Task instructions.
Give all the lines below again, exactly, with no pictures.
● ● ●
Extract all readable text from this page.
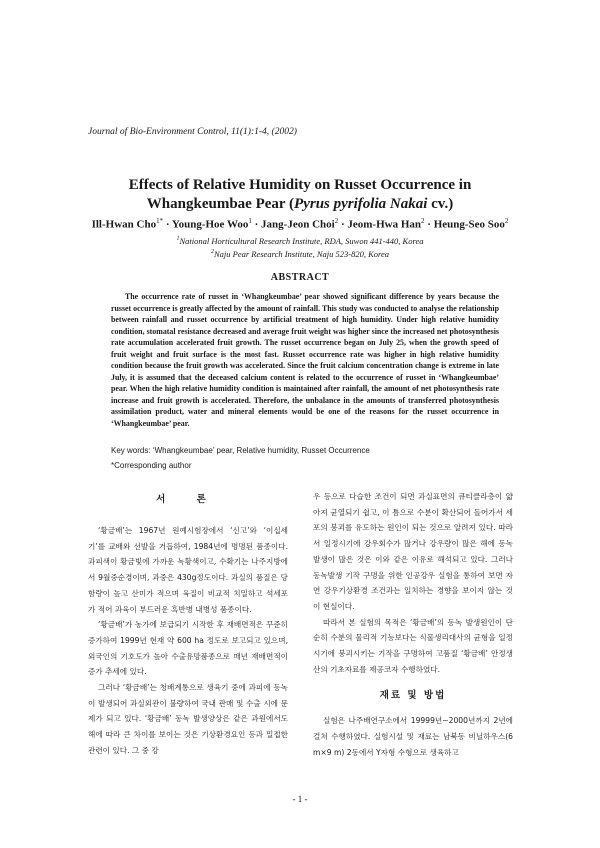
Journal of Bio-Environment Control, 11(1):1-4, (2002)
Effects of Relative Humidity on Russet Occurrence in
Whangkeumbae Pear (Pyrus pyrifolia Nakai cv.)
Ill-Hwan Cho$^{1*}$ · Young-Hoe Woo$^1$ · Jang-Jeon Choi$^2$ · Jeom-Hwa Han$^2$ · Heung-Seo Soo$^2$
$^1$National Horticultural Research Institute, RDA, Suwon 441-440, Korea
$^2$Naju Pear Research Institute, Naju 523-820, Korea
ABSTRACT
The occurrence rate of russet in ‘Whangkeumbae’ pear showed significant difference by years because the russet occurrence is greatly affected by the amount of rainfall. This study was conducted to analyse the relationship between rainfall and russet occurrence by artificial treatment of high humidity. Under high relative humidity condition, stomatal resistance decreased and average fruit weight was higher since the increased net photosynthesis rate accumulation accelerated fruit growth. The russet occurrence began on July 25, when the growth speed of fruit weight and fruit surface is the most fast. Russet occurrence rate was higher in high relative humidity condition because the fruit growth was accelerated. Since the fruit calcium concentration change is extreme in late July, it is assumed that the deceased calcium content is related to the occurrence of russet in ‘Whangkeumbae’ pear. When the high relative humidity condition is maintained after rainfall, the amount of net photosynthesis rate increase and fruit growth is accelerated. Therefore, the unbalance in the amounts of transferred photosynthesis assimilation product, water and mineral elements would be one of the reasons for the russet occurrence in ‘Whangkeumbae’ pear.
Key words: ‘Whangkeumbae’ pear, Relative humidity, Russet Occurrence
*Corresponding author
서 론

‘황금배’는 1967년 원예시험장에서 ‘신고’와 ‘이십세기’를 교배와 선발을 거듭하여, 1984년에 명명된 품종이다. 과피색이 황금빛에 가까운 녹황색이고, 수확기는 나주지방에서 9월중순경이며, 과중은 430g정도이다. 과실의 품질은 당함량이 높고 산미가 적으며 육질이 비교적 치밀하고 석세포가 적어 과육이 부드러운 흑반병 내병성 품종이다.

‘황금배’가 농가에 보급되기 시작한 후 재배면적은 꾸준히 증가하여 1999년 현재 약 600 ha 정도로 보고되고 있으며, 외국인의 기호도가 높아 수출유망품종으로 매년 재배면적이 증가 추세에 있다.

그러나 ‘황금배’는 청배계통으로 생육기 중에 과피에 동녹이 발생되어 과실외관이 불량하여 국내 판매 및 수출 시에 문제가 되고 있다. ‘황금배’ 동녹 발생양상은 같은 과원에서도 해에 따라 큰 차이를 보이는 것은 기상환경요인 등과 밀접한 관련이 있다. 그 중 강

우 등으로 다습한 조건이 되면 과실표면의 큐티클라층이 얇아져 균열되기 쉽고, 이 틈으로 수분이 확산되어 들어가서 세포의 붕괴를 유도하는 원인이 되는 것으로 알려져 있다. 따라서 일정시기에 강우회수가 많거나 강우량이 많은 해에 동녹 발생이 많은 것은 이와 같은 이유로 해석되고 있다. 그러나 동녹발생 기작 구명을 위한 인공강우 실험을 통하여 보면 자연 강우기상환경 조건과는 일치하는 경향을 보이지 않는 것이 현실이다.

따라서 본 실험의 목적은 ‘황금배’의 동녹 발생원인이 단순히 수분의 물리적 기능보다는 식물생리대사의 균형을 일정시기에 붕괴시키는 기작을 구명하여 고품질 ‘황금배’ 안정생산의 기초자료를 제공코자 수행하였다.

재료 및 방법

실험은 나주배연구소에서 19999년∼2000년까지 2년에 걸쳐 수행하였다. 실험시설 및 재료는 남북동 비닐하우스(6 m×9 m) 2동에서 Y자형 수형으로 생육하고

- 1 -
● ● ●
Solution for this problem.
Extract all readable text from this page.
Journal of Bio-Environment Control, 11(1):1-4, (2002)
Effects of Relative Humidity on Russet Occurrence in
Whangkeumbae Pear (Pyrus pyrifolia Nakai cv.)
Ill-Hwan Cho$^{1*}$ · Young-Hoe Woo$^1$ · Jang-Jeon Choi$^2$ · Jeom-Hwa Han$^2$ · Heung-Seo Soo$^2$
$^1$National Horticultural Research Institute, RDA, Suwon 441-440, Korea
$^2$Naju Pear Research Institute, Naju 523-820, Korea
ABSTRACT
The occurrence rate of russet in ‘Whangkeumbae’ pear showed significant difference by years because the russet occurrence is greatly affected by the amount of rainfall. This study was conducted to analyse the relationship between rainfall and russet occurrence by artificial treatment of high humidity. Under high relative humidity condition, stomatal resistance decreased and average fruit weight was higher since the increased net photosynthesis rate accumulation accelerated fruit growth. The russet occurrence began on July 25, when the growth speed of fruit weight and fruit surface is the most fast. Russet occurrence rate was higher in high relative humidity condition because the fruit growth was accelerated. Since the fruit calcium concentration change is extreme in late July, it is assumed that the deceased calcium content is related to the occurrence of russet in ‘Whangkeumbae’ pear. When the high relative humidity condition is maintained after rainfall, the amount of net photosynthesis rate increase and fruit growth is accelerated. Therefore, the unbalance in the amounts of transferred photosynthesis assimilation product, water and mineral elements would be one of the reasons for the russet occurrence in ‘Whangkeumbae’ pear.
Key words: ‘Whangkeumbae’ pear, Relative humidity, Russet Occurrence
*Corresponding author
서 론

‘황금배’는 1967년 원예시험장에서 ‘신고’와 ‘이십세기’를 교배와 선발을 거듭하여, 1984년에 명명된 품종이다. 과피색이 황금빛에 가까운 녹황색이고, 수확기는 나주지방에서 9월중순경이며, 과중은 430g정도이다. 과실의 품질은 당함량이 높고 산미가 적으며 육질이 비교적 치밀하고 석세포가 적어 과육이 부드러운 흑반병 내병성 품종이다.

‘황금배’가 농가에 보급되기 시작한 후 재배면적은 꾸준히 증가하여 1999년 현재 약 600 ha 정도로 보고되고 있으며, 외국인의 기호도가 높아 수출유망품종으로 매년 재배면적이 증가 추세에 있다.

그러나 ‘황금배’는 청배계통으로 생육기 중에 과피에 동녹이 발생되어 과실외관이 불량하여 국내 판매 및 수출 시에 문제가 되고 있다. ‘황금배’ 동녹 발생양상은 같은 과원에서도 해에 따라 큰 차이를 보이는 것은 기상환경요인 등과 밀접한 관련이 있다. 그 중 강

우 등으로 다습한 조건이 되면 과실표면의 큐티클라층이 얇아져 균열되기 쉽고, 이 틈으로 수분이 확산되어 들어가서 세포의 붕괴를 유도하는 원인이 되는 것으로 알려져 있다. 따라서 일정시기에 강우회수가 많거나 강우량이 많은 해에 동녹 발생이 많은 것은 이와 같은 이유로 해석되고 있다. 그러나 동녹발생 기작 구명을 위한 인공강우 실험을 통하여 보면 자연 강우기상환경 조건과는 일치하는 경향을 보이지 않는 것이 현실이다.

따라서 본 실험의 목적은 ‘황금배’의 동녹 발생원인이 단순히 수분의 물리적 기능보다는 식물생리대사의 균형을 일정시기에 붕괴시키는 기작을 구명하여 고품질 ‘황금배’ 안정생산의 기초자료를 제공코자 수행하였다.

재료 및 방법

실험은 나주배연구소에서 19999년∼2000년까지 2년에 걸쳐 수행하였다. 실험시설 및 재료는 남북동 비닐하우스(6 m×9 m) 2동에서 Y자형 수형으로 생육하고

- 1 -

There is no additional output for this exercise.